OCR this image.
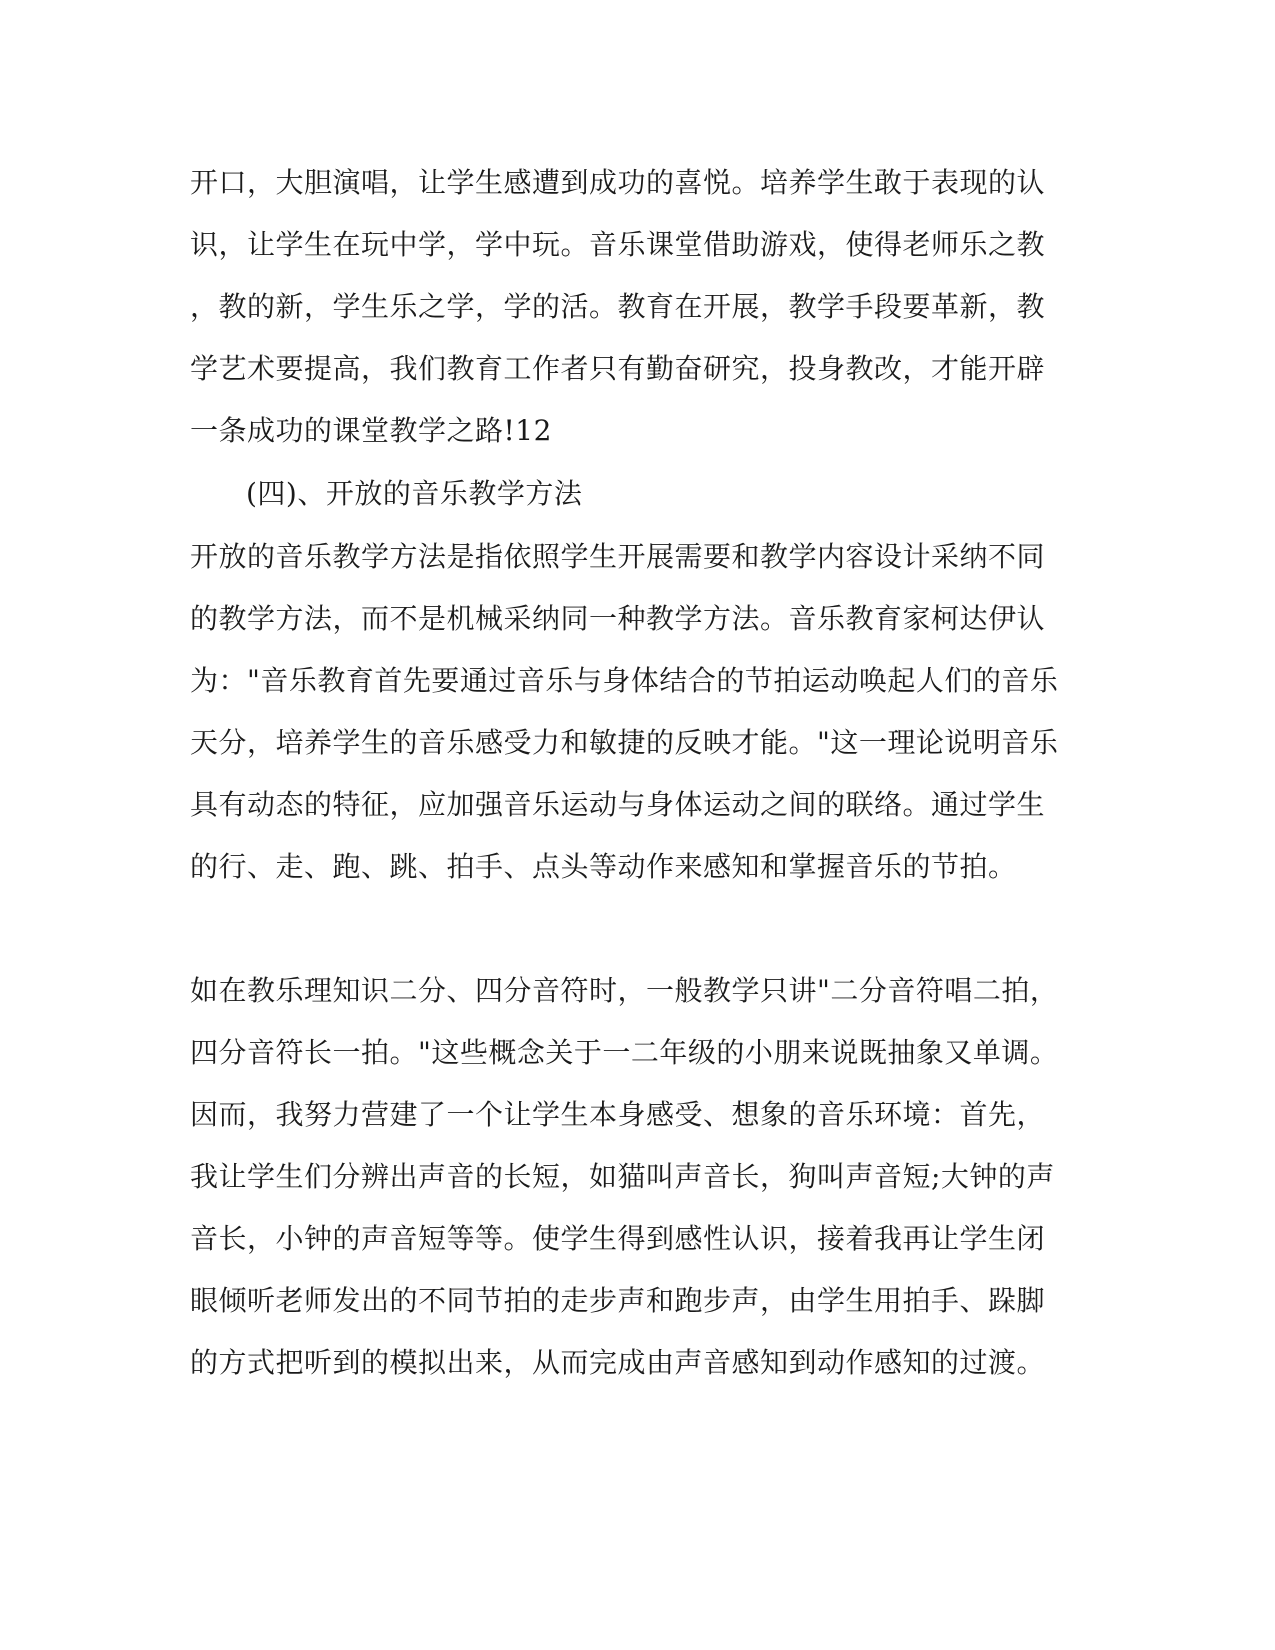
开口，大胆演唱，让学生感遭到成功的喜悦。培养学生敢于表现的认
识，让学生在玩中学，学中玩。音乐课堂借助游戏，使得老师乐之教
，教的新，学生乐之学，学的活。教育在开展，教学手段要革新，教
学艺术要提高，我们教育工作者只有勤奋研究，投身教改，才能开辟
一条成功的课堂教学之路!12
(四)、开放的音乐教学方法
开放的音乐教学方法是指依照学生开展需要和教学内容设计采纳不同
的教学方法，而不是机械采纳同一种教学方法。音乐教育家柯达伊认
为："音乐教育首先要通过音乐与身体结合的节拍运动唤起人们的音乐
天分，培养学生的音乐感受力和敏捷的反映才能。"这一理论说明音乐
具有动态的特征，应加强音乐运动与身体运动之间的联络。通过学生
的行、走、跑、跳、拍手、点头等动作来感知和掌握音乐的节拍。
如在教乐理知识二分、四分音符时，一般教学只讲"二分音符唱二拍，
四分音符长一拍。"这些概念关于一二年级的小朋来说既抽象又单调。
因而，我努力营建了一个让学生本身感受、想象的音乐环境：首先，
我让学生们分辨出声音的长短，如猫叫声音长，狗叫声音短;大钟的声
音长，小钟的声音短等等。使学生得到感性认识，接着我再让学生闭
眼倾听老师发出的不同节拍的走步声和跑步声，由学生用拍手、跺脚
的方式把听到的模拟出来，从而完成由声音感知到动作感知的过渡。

• Exercise:
Write out the whole listing again, exactly, with no pictures.

• Response to the exercise:
OCR this image.
开口，大胆演唱，让学生感遭到成功的喜悦。培养学生敢于表现的认
识，让学生在玩中学，学中玩。音乐课堂借助游戏，使得老师乐之教
，教的新，学生乐之学，学的活。教育在开展，教学手段要革新，教
学艺术要提高，我们教育工作者只有勤奋研究，投身教改，才能开辟
一条成功的课堂教学之路!12
(四)、开放的音乐教学方法
开放的音乐教学方法是指依照学生开展需要和教学内容设计采纳不同
的教学方法，而不是机械采纳同一种教学方法。音乐教育家柯达伊认
为："音乐教育首先要通过音乐与身体结合的节拍运动唤起人们的音乐
天分，培养学生的音乐感受力和敏捷的反映才能。"这一理论说明音乐
具有动态的特征，应加强音乐运动与身体运动之间的联络。通过学生
的行、走、跑、跳、拍手、点头等动作来感知和掌握音乐的节拍。
如在教乐理知识二分、四分音符时，一般教学只讲"二分音符唱二拍，
四分音符长一拍。"这些概念关于一二年级的小朋来说既抽象又单调。
因而，我努力营建了一个让学生本身感受、想象的音乐环境：首先，
我让学生们分辨出声音的长短，如猫叫声音长，狗叫声音短;大钟的声
音长，小钟的声音短等等。使学生得到感性认识，接着我再让学生闭
眼倾听老师发出的不同节拍的走步声和跑步声，由学生用拍手、跺脚
的方式把听到的模拟出来，从而完成由声音感知到动作感知的过渡。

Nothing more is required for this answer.